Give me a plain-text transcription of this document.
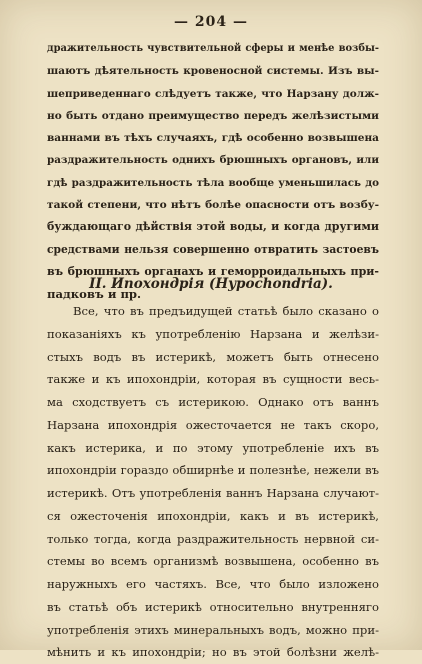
— 204 —
дражительность чувствительной сферы и менѣе возбы-
шаютъ дѣятельность кровеносной системы. Изъ вы-
шеприведеннаго слѣдуетъ также, что Нарзану долж-
но быть отдано преимущество передъ желѣзистыми
ваннами въ тѣхъ случаяхъ, гдѣ особенно возвышена
раздражительность однихъ брюшныхъ органовъ, или
гдѣ раздражительность тѣла вообще уменьшилась до
такой степени, что нѣтъ болѣе опасности отъ возбу-
буждающаго дѣйствія этой воды, и когда другими
средствами нельзя совершенно отвратить застоевъ
въ брюшныхъ органахъ и геморроидальныхъ при-
падковъ и пр.
II. Ипохондрія (Hypochondria).
Все, что въ предъидущей статьѣ было сказано о
показаніяхъ къ употребленію Нарзана и желѣзи-
стыхъ водъ въ истерикѣ, можетъ быть отнесено
также и къ ипохондріи, которая въ сущности весь-
ма сходствуетъ съ истерикою. Однако отъ ваннъ
Нарзана ипохондрія ожесточается не такъ скоро,
какъ истерика, и по этому употребленіе ихъ въ
ипохондріи гораздо обширнѣе и полезнѣе, нежели въ
истерикѣ. Отъ употребленія ваннъ Нарзана случают-
ся ожесточенія ипохондріи, какъ и въ истерикѣ,
только тогда, когда раздражительность нервной си-
стемы во всемъ организмѣ возвышена, особенно въ
наружныхъ его частяхъ. Все, что было изложено
въ статьѣ объ истерикѣ относительно внутренняго
употребленія этихъ минеральныхъ водъ, можно при-
мѣнить и къ ипохондріи; но въ этой болѣзни желѣ-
--------------------------------
* [The task] Pull out every line of the records above that contains the word "водъ".

* [Final answer]
стыхъ водъ въ истерикѣ, можетъ быть отнесено
употребленія этихъ минеральныхъ водъ, можно при-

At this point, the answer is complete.